● The exercise
Each record below is to be reproduced without any change.

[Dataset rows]
++++++++++++++++++++

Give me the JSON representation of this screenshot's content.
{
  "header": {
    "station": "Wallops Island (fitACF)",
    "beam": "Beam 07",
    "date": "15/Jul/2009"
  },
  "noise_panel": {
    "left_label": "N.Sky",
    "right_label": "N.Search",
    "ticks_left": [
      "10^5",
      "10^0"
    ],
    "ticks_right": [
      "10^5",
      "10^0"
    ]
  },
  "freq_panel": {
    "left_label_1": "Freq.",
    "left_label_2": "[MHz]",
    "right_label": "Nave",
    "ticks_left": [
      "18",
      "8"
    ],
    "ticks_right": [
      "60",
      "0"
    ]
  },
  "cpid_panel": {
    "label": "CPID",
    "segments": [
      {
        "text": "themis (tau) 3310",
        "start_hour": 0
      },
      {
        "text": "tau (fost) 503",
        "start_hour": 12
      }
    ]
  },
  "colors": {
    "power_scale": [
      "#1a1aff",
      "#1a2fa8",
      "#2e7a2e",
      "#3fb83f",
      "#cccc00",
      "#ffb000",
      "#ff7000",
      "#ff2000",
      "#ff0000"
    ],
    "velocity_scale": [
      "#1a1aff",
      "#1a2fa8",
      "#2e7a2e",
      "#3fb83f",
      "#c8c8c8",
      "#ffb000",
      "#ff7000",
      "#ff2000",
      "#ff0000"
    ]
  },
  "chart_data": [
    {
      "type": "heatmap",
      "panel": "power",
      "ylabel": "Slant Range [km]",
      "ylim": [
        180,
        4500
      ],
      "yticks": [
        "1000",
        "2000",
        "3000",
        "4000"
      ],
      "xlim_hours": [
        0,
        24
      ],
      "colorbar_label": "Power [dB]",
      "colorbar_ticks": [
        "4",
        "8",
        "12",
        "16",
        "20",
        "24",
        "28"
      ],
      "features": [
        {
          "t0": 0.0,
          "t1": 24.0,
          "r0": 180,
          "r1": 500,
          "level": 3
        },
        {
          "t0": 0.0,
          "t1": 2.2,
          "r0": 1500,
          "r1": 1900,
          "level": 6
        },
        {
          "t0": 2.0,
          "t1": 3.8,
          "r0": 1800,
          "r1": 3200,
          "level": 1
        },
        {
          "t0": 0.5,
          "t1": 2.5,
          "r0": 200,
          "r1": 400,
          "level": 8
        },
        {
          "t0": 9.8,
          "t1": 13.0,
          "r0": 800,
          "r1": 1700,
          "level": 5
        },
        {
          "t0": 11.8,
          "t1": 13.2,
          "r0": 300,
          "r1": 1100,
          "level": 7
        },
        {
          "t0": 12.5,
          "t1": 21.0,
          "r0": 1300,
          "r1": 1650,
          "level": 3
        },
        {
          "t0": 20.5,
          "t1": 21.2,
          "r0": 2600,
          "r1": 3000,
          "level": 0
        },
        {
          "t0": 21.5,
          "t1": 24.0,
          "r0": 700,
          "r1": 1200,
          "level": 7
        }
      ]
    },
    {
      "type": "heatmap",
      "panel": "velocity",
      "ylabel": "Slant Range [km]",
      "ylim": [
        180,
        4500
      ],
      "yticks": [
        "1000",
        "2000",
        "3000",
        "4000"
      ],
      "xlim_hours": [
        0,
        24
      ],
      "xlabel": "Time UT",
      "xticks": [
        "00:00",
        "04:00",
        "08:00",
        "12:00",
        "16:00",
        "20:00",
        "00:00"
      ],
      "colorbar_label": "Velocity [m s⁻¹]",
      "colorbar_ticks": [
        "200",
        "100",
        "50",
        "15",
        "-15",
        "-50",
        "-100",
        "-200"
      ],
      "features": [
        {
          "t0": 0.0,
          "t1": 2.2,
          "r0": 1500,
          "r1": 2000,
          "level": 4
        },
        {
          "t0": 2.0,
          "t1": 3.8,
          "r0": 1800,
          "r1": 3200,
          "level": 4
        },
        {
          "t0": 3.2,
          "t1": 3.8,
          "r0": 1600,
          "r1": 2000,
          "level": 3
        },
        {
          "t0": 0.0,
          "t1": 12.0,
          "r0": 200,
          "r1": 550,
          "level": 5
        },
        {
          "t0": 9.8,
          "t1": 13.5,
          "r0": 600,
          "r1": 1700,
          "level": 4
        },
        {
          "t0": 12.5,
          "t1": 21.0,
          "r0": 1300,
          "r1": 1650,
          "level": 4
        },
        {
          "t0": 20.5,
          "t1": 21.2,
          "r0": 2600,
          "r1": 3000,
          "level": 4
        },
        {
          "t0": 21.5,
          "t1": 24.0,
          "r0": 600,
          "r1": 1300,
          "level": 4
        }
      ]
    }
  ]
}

++++++++++++++++++++

● Exercise solution
Give me the JSON representation of this screenshot's content.
{
  "header": {
    "station": "Wallops Island (fitACF)",
    "beam": "Beam 07",
    "date": "15/Jul/2009"
  },
  "noise_panel": {
    "left_label": "N.Sky",
    "right_label": "N.Search",
    "ticks_left": [
      "10^5",
      "10^0"
    ],
    "ticks_right": [
      "10^5",
      "10^0"
    ]
  },
  "freq_panel": {
    "left_label_1": "Freq.",
    "left_label_2": "[MHz]",
    "right_label": "Nave",
    "ticks_left": [
      "18",
      "8"
    ],
    "ticks_right": [
      "60",
      "0"
    ]
  },
  "cpid_panel": {
    "label": "CPID",
    "segments": [
      {
        "text": "themis (tau) 3310",
        "start_hour": 0
      },
      {
        "text": "tau (fost) 503",
        "start_hour": 12
      }
    ]
  },
  "colors": {
    "power_scale": [
      "#1a1aff",
      "#1a2fa8",
      "#2e7a2e",
      "#3fb83f",
      "#cccc00",
      "#ffb000",
      "#ff7000",
      "#ff2000",
      "#ff0000"
    ],
    "velocity_scale": [
      "#1a1aff",
      "#1a2fa8",
      "#2e7a2e",
      "#3fb83f",
      "#c8c8c8",
      "#ffb000",
      "#ff7000",
      "#ff2000",
      "#ff0000"
    ]
  },
  "chart_data": [
    {
      "type": "heatmap",
      "panel": "power",
      "ylabel": "Slant Range [km]",
      "ylim": [
        180,
        4500
      ],
      "yticks": [
        "1000",
        "2000",
        "3000",
        "4000"
      ],
      "xlim_hours": [
        0,
        24
      ],
      "colorbar_label": "Power [dB]",
      "colorbar_ticks": [
        "4",
        "8",
        "12",
        "16",
        "20",
        "24",
        "28"
      ],
      "features": [
        {
          "t0": 0.0,
          "t1": 24.0,
          "r0": 180,
          "r1": 500,
          "level": 3
        },
        {
          "t0": 0.0,
          "t1": 2.2,
          "r0": 1500,
          "r1": 1900,
          "level": 6
        },
        {
          "t0": 2.0,
          "t1": 3.8,
          "r0": 1800,
          "r1": 3200,
          "level": 1
        },
        {
          "t0": 0.5,
          "t1": 2.5,
          "r0": 200,
          "r1": 400,
          "level": 8
        },
        {
          "t0": 9.8,
          "t1": 13.0,
          "r0": 800,
          "r1": 1700,
          "level": 5
        },
        {
          "t0": 11.8,
          "t1": 13.2,
          "r0": 300,
          "r1": 1100,
          "level": 7
        },
        {
          "t0": 12.5,
          "t1": 21.0,
          "r0": 1300,
          "r1": 1650,
          "level": 3
        },
        {
          "t0": 20.5,
          "t1": 21.2,
          "r0": 2600,
          "r1": 3000,
          "level": 0
        },
        {
          "t0": 21.5,
          "t1": 24.0,
          "r0": 700,
          "r1": 1200,
          "level": 7
        }
      ]
    },
    {
      "type": "heatmap",
      "panel": "velocity",
      "ylabel": "Slant Range [km]",
      "ylim": [
        180,
        4500
      ],
      "yticks": [
        "1000",
        "2000",
        "3000",
        "4000"
      ],
      "xlim_hours": [
        0,
        24
      ],
      "xlabel": "Time UT",
      "xticks": [
        "00:00",
        "04:00",
        "08:00",
        "12:00",
        "16:00",
        "20:00",
        "00:00"
      ],
      "colorbar_label": "Velocity [m s⁻¹]",
      "colorbar_ticks": [
        "200",
        "100",
        "50",
        "15",
        "-15",
        "-50",
        "-100",
        "-200"
      ],
      "features": [
        {
          "t0": 0.0,
          "t1": 2.2,
          "r0": 1500,
          "r1": 2000,
          "level": 4
        },
        {
          "t0": 2.0,
          "t1": 3.8,
          "r0": 1800,
          "r1": 3200,
          "level": 4
        },
        {
          "t0": 3.2,
          "t1": 3.8,
          "r0": 1600,
          "r1": 2000,
          "level": 3
        },
        {
          "t0": 0.0,
          "t1": 12.0,
          "r0": 200,
          "r1": 550,
          "level": 5
        },
        {
          "t0": 9.8,
          "t1": 13.5,
          "r0": 600,
          "r1": 1700,
          "level": 4
        },
        {
          "t0": 12.5,
          "t1": 21.0,
          "r0": 1300,
          "r1": 1650,
          "level": 4
        },
        {
          "t0": 20.5,
          "t1": 21.2,
          "r0": 2600,
          "r1": 3000,
          "level": 4
        },
        {
          "t0": 21.5,
          "t1": 24.0,
          "r0": 600,
          "r1": 1300,
          "level": 4
        }
      ]
    }
  ]
}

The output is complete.